● AIM
Omit all pictures. Copy the rest of the material exactly.

Dataset rows
>> begin
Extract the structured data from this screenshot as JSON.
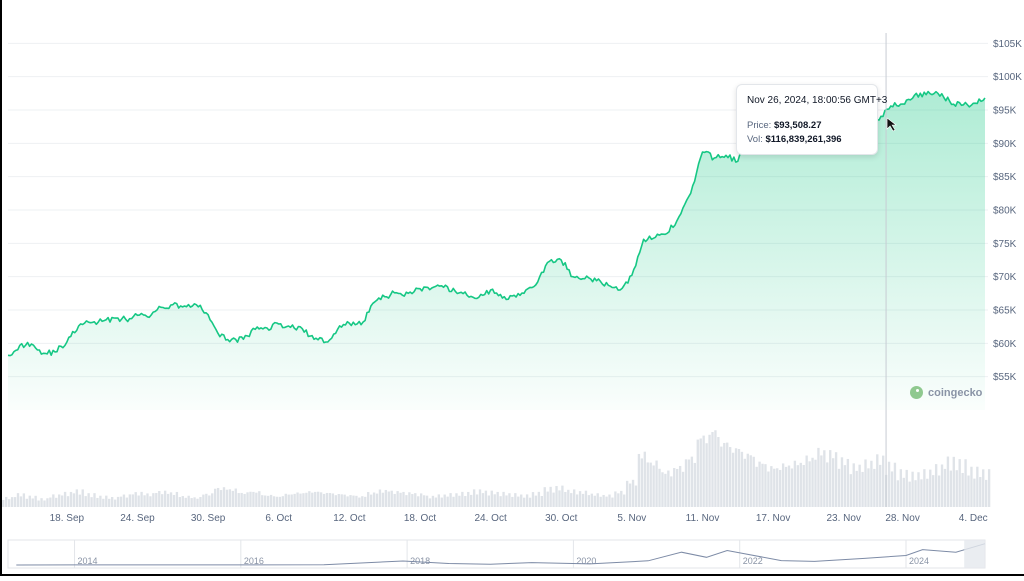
{
  "chart_data": {
    "type": "area",
    "title": "",
    "xlabel": "",
    "ylabel": "",
    "y_unit": "USD",
    "ylim": [
      50000,
      107000
    ],
    "y_ticks": [
      "$55K",
      "$60K",
      "$65K",
      "$70K",
      "$75K",
      "$80K",
      "$85K",
      "$90K",
      "$95K",
      "$100K",
      "$105K"
    ],
    "x_ticks": [
      "18. Sep",
      "24. Sep",
      "30. Sep",
      "6. Oct",
      "12. Oct",
      "18. Oct",
      "24. Oct",
      "30. Oct",
      "5. Nov",
      "11. Nov",
      "17. Nov",
      "23. Nov",
      "28. Nov",
      "4. Dec"
    ],
    "grid": true,
    "line_color": "#16c784",
    "area_color_top": "#16c784",
    "series": [
      {
        "dates": [
          "2024-09-13",
          "2024-09-14",
          "2024-09-15",
          "2024-09-16",
          "2024-09-17",
          "2024-09-18",
          "2024-09-19",
          "2024-09-20",
          "2024-09-21",
          "2024-09-22",
          "2024-09-23",
          "2024-09-24",
          "2024-09-25",
          "2024-09-26",
          "2024-09-27",
          "2024-09-28",
          "2024-09-29",
          "2024-09-30",
          "2024-10-01",
          "2024-10-02",
          "2024-10-03",
          "2024-10-04",
          "2024-10-05",
          "2024-10-06",
          "2024-10-07",
          "2024-10-08",
          "2024-10-09",
          "2024-10-10",
          "2024-10-11",
          "2024-10-12",
          "2024-10-13",
          "2024-10-14",
          "2024-10-15",
          "2024-10-16",
          "2024-10-17",
          "2024-10-18",
          "2024-10-19",
          "2024-10-20",
          "2024-10-21",
          "2024-10-22",
          "2024-10-23",
          "2024-10-24",
          "2024-10-25",
          "2024-10-26",
          "2024-10-27",
          "2024-10-28",
          "2024-10-29",
          "2024-10-30",
          "2024-10-31",
          "2024-11-01",
          "2024-11-02",
          "2024-11-03",
          "2024-11-04",
          "2024-11-05",
          "2024-11-06",
          "2024-11-07",
          "2024-11-08",
          "2024-11-09",
          "2024-11-10",
          "2024-11-11",
          "2024-11-12",
          "2024-11-13",
          "2024-11-14",
          "2024-11-15",
          "2024-11-16",
          "2024-11-17",
          "2024-11-18",
          "2024-11-19",
          "2024-11-20",
          "2024-11-21",
          "2024-11-22",
          "2024-11-23",
          "2024-11-24",
          "2024-11-25",
          "2024-11-26",
          "2024-11-27",
          "2024-11-28",
          "2024-11-29",
          "2024-11-30",
          "2024-12-01",
          "2024-12-02",
          "2024-12-03",
          "2024-12-04",
          "2024-12-05"
        ],
        "values": [
          58200,
          59700,
          59900,
          58500,
          58700,
          60200,
          62600,
          63100,
          63300,
          63800,
          63600,
          64200,
          63900,
          65400,
          65800,
          65600,
          65800,
          64300,
          61000,
          60600,
          60600,
          62100,
          62300,
          62900,
          62400,
          62200,
          60600,
          60200,
          62100,
          63000,
          62800,
          66000,
          67000,
          67600,
          67500,
          68200,
          68300,
          68400,
          67800,
          67200,
          66900,
          68000,
          66800,
          67200,
          68000,
          69200,
          72300,
          72500,
          70000,
          69700,
          69400,
          68700,
          68000,
          70200,
          75600,
          75900,
          76500,
          79000,
          82500,
          88700,
          87800,
          88200,
          87300,
          91000,
          90700,
          90500,
          91500,
          92300,
          94500,
          98000,
          98200,
          97600,
          98100,
          95500,
          93500,
          95600,
          95900,
          97200,
          97300,
          97500,
          96300,
          95700,
          96000,
          96800
        ]
      }
    ],
    "volume_relative": [
      8,
      11,
      9,
      7,
      10,
      12,
      14,
      11,
      9,
      8,
      10,
      12,
      11,
      13,
      12,
      9,
      8,
      11,
      16,
      15,
      12,
      13,
      10,
      9,
      11,
      12,
      13,
      12,
      11,
      10,
      9,
      12,
      14,
      13,
      12,
      11,
      9,
      10,
      11,
      12,
      14,
      13,
      12,
      11,
      10,
      12,
      16,
      17,
      14,
      13,
      11,
      10,
      13,
      22,
      45,
      38,
      30,
      34,
      42,
      60,
      65,
      55,
      50,
      45,
      38,
      34,
      36,
      38,
      42,
      48,
      46,
      40,
      35,
      38,
      42,
      36,
      30,
      28,
      30,
      34,
      40,
      38,
      32,
      30
    ],
    "hover": {
      "date": "2024-11-26",
      "timestamp": "Nov 26, 2024, 18:00:56 GMT+3",
      "price_label": "Price:",
      "price": "$93,508.27",
      "vol_label": "Vol:",
      "vol": "$116,839,261,396"
    },
    "navigator": {
      "years": [
        "2014",
        "2016",
        "2018",
        "2020",
        "2022",
        "2024"
      ]
    }
  },
  "watermark": {
    "text": "coingecko"
  }
}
>> end
● EXERCISE RESPONSE
Extract the structured data from this screenshot as JSON.
{
  "chart_data": {
    "type": "area",
    "title": "",
    "xlabel": "",
    "ylabel": "",
    "y_unit": "USD",
    "ylim": [
      50000,
      107000
    ],
    "y_ticks": [
      "$55K",
      "$60K",
      "$65K",
      "$70K",
      "$75K",
      "$80K",
      "$85K",
      "$90K",
      "$95K",
      "$100K",
      "$105K"
    ],
    "x_ticks": [
      "18. Sep",
      "24. Sep",
      "30. Sep",
      "6. Oct",
      "12. Oct",
      "18. Oct",
      "24. Oct",
      "30. Oct",
      "5. Nov",
      "11. Nov",
      "17. Nov",
      "23. Nov",
      "28. Nov",
      "4. Dec"
    ],
    "grid": true,
    "line_color": "#16c784",
    "area_color_top": "#16c784",
    "series": [
      {
        "dates": [
          "2024-09-13",
          "2024-09-14",
          "2024-09-15",
          "2024-09-16",
          "2024-09-17",
          "2024-09-18",
          "2024-09-19",
          "2024-09-20",
          "2024-09-21",
          "2024-09-22",
          "2024-09-23",
          "2024-09-24",
          "2024-09-25",
          "2024-09-26",
          "2024-09-27",
          "2024-09-28",
          "2024-09-29",
          "2024-09-30",
          "2024-10-01",
          "2024-10-02",
          "2024-10-03",
          "2024-10-04",
          "2024-10-05",
          "2024-10-06",
          "2024-10-07",
          "2024-10-08",
          "2024-10-09",
          "2024-10-10",
          "2024-10-11",
          "2024-10-12",
          "2024-10-13",
          "2024-10-14",
          "2024-10-15",
          "2024-10-16",
          "2024-10-17",
          "2024-10-18",
          "2024-10-19",
          "2024-10-20",
          "2024-10-21",
          "2024-10-22",
          "2024-10-23",
          "2024-10-24",
          "2024-10-25",
          "2024-10-26",
          "2024-10-27",
          "2024-10-28",
          "2024-10-29",
          "2024-10-30",
          "2024-10-31",
          "2024-11-01",
          "2024-11-02",
          "2024-11-03",
          "2024-11-04",
          "2024-11-05",
          "2024-11-06",
          "2024-11-07",
          "2024-11-08",
          "2024-11-09",
          "2024-11-10",
          "2024-11-11",
          "2024-11-12",
          "2024-11-13",
          "2024-11-14",
          "2024-11-15",
          "2024-11-16",
          "2024-11-17",
          "2024-11-18",
          "2024-11-19",
          "2024-11-20",
          "2024-11-21",
          "2024-11-22",
          "2024-11-23",
          "2024-11-24",
          "2024-11-25",
          "2024-11-26",
          "2024-11-27",
          "2024-11-28",
          "2024-11-29",
          "2024-11-30",
          "2024-12-01",
          "2024-12-02",
          "2024-12-03",
          "2024-12-04",
          "2024-12-05"
        ],
        "values": [
          58200,
          59700,
          59900,
          58500,
          58700,
          60200,
          62600,
          63100,
          63300,
          63800,
          63600,
          64200,
          63900,
          65400,
          65800,
          65600,
          65800,
          64300,
          61000,
          60600,
          60600,
          62100,
          62300,
          62900,
          62400,
          62200,
          60600,
          60200,
          62100,
          63000,
          62800,
          66000,
          67000,
          67600,
          67500,
          68200,
          68300,
          68400,
          67800,
          67200,
          66900,
          68000,
          66800,
          67200,
          68000,
          69200,
          72300,
          72500,
          70000,
          69700,
          69400,
          68700,
          68000,
          70200,
          75600,
          75900,
          76500,
          79000,
          82500,
          88700,
          87800,
          88200,
          87300,
          91000,
          90700,
          90500,
          91500,
          92300,
          94500,
          98000,
          98200,
          97600,
          98100,
          95500,
          93500,
          95600,
          95900,
          97200,
          97300,
          97500,
          96300,
          95700,
          96000,
          96800
        ]
      }
    ],
    "volume_relative": [
      8,
      11,
      9,
      7,
      10,
      12,
      14,
      11,
      9,
      8,
      10,
      12,
      11,
      13,
      12,
      9,
      8,
      11,
      16,
      15,
      12,
      13,
      10,
      9,
      11,
      12,
      13,
      12,
      11,
      10,
      9,
      12,
      14,
      13,
      12,
      11,
      9,
      10,
      11,
      12,
      14,
      13,
      12,
      11,
      10,
      12,
      16,
      17,
      14,
      13,
      11,
      10,
      13,
      22,
      45,
      38,
      30,
      34,
      42,
      60,
      65,
      55,
      50,
      45,
      38,
      34,
      36,
      38,
      42,
      48,
      46,
      40,
      35,
      38,
      42,
      36,
      30,
      28,
      30,
      34,
      40,
      38,
      32,
      30
    ],
    "hover": {
      "date": "2024-11-26",
      "timestamp": "Nov 26, 2024, 18:00:56 GMT+3",
      "price_label": "Price:",
      "price": "$93,508.27",
      "vol_label": "Vol:",
      "vol": "$116,839,261,396"
    },
    "navigator": {
      "years": [
        "2014",
        "2016",
        "2018",
        "2020",
        "2022",
        "2024"
      ]
    }
  },
  "watermark": {
    "text": "coingecko"
  }
}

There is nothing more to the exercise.